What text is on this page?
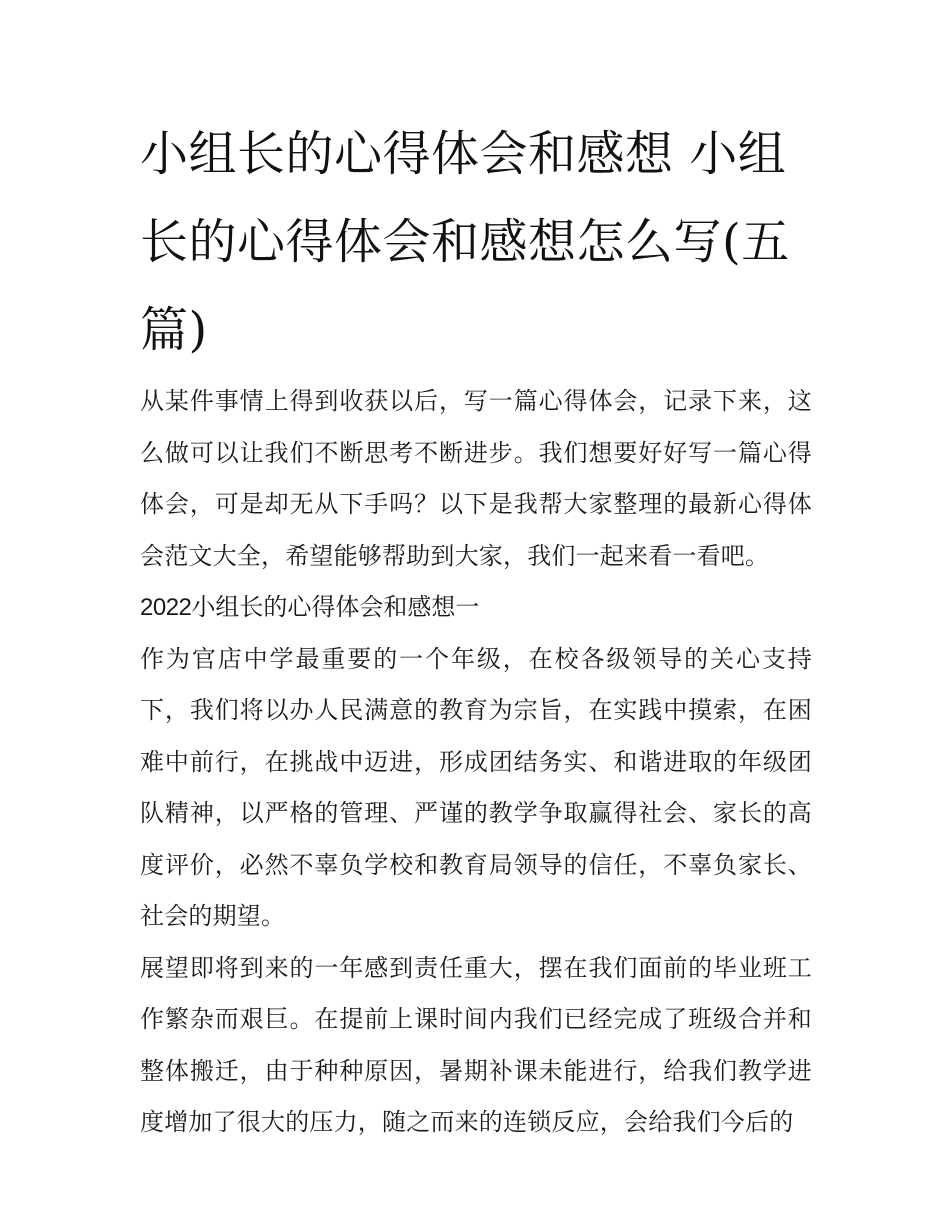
小组长的心得体会和感想 小组长的心得体会和感想怎么写(五篇)

从某件事情上得到收获以后，写一篇心得体会，记录下来，这么做可以让我们不断思考不断进步。我们想要好好写一篇心得体会，可是却无从下手吗？以下是我帮大家整理的最新心得体会范文大全，希望能够帮助到大家，我们一起来看一看吧。

2022小组长的心得体会和感想一

作为官店中学最重要的一个年级，在校各级领导的关心支持下，我们将以办人民满意的教育为宗旨，在实践中摸索，在困难中前行，在挑战中迈进，形成团结务实、和谐进取的年级团队精神，以严格的管理、严谨的教学争取赢得社会、家长的高度评价，必然不辜负学校和教育局领导的信任，不辜负家长、社会的期望。

展望即将到来的一年感到责任重大，摆在我们面前的毕业班工作繁杂而艰巨。在提前上课时间内我们已经完成了班级合并和整体搬迁，由于种种原因，暑期补课未能进行，给我们教学进度增加了很大的压力，随之而来的连锁反应，会给我们今后的
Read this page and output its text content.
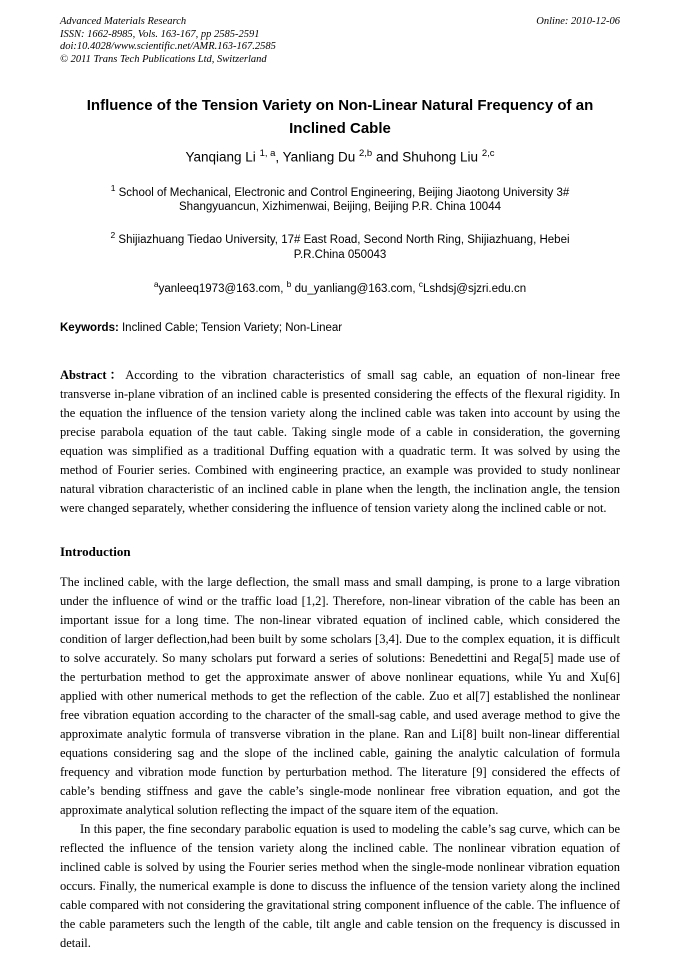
Advanced Materials Research
ISSN: 1662-8985, Vols. 163-167, pp 2585-2591
doi:10.4028/www.scientific.net/AMR.163-167.2585
© 2011 Trans Tech Publications Ltd, Switzerland
Online: 2010-12-06
Influence of the Tension Variety on Non-Linear Natural Frequency of an
Inclined Cable
Yanqiang Li $^{1, a}$, Yanliang Du $^{2,b}$ and Shuhong Liu $^{2,c}$
$^1$ School of Mechanical, Electronic and Control Engineering, Beijing Jiaotong University 3#
Shangyuancun, Xizhimenwai, Beijing, Beijing P.R. China 10044
$^2$ Shijiazhuang Tiedao University, 17# East Road, Second North Ring, Shijiazhuang, Hebei
P.R.China 050043
$^a$yanleeq1973@163.com, $^b$ du_yanliang@163.com, $^c$Lshdsj@sjzri.edu.cn
Keywords: Inclined Cable; Tension Variety; Non-Linear
Abstract：According to the vibration characteristics of small sag cable, an equation of non-linear free transverse in-plane vibration of an inclined cable is presented considering the effects of the flexural rigidity. In the equation the influence of the tension variety along the inclined cable was taken into account by using the precise parabola equation of the taut cable. Taking single mode of a cable in consideration, the governing equation was simplified as a traditional Duffing equation with a quadratic term. It was solved by using the method of Fourier series. Combined with engineering practice, an example was provided to study nonlinear natural vibration characteristic of an inclined cable in plane when the length, the inclination angle, the tension were changed separately, whether considering the influence of tension variety along the inclined cable or not.
Introduction

The inclined cable, with the large deflection, the small mass and small damping, is prone to a large vibration under the influence of wind or the traffic load [1,2]. Therefore, non-linear vibration of the cable has been an important issue for a long time. The non-linear vibrated equation of inclined cable, which considered the condition of larger deflection,had been built by some scholars [3,4]. Due to the complex equation, it is difficult to solve accurately. So many scholars put forward a series of solutions: Benedettini and Rega[5] made use of the perturbation method to get the approximate answer of above nonlinear equations, while Yu and Xu[6] applied with other numerical methods to get the reflection of the cable. Zuo et al[7] established the nonlinear free vibration equation according to the character of the small-sag cable, and used average method to give the approximate analytic formula of transverse vibration in the plane. Ran and Li[8] built non-linear differential equations considering sag and the slope of the inclined cable, gaining the analytic calculation of formula frequency and vibration mode function by perturbation method. The literature [9] considered the effects of cable’s bending stiffness and gave the cable’s single-mode nonlinear free vibration equation, and got the approximate analytical solution reflecting the impact of the square item of the equation.

In this paper, the fine secondary parabolic equation is used to modeling the cable’s sag curve, which can be reflected the influence of the tension variety along the inclined cable. The nonlinear vibration equation of inclined cable is solved by using the Fourier series method when the single-mode nonlinear vibration equation occurs. Finally, the numerical example is done to discuss the influence of the tension variety along the inclined cable compared with not considering the gravitational string component influence of the cable. The influence of the cable parameters such the length of the cable, tilt angle and cable tension on the frequency is discussed in detail.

==================================================

→ **SHORT TASK**:
Copy every line above that includes the string "this".

→ **SOLVED PROBLEM**:
What text is on this page?
Read this page and output its text content.
In this paper, the fine secondary parabolic equation is used to modeling the cable’s sag curve, which can be reflected the influence of the tension variety along the inclined cable. The nonlinear vibration equation of inclined cable is solved by using the Fourier series method when the single-mode nonlinear vibration equation occurs. Finally, the numerical example is done to discuss the influence of the tension variety along the inclined cable compared with not considering the gravitational string component influence of the cable. The influence of the cable parameters such the length of the cable, tilt angle and cable tension on the frequency is discussed in detail.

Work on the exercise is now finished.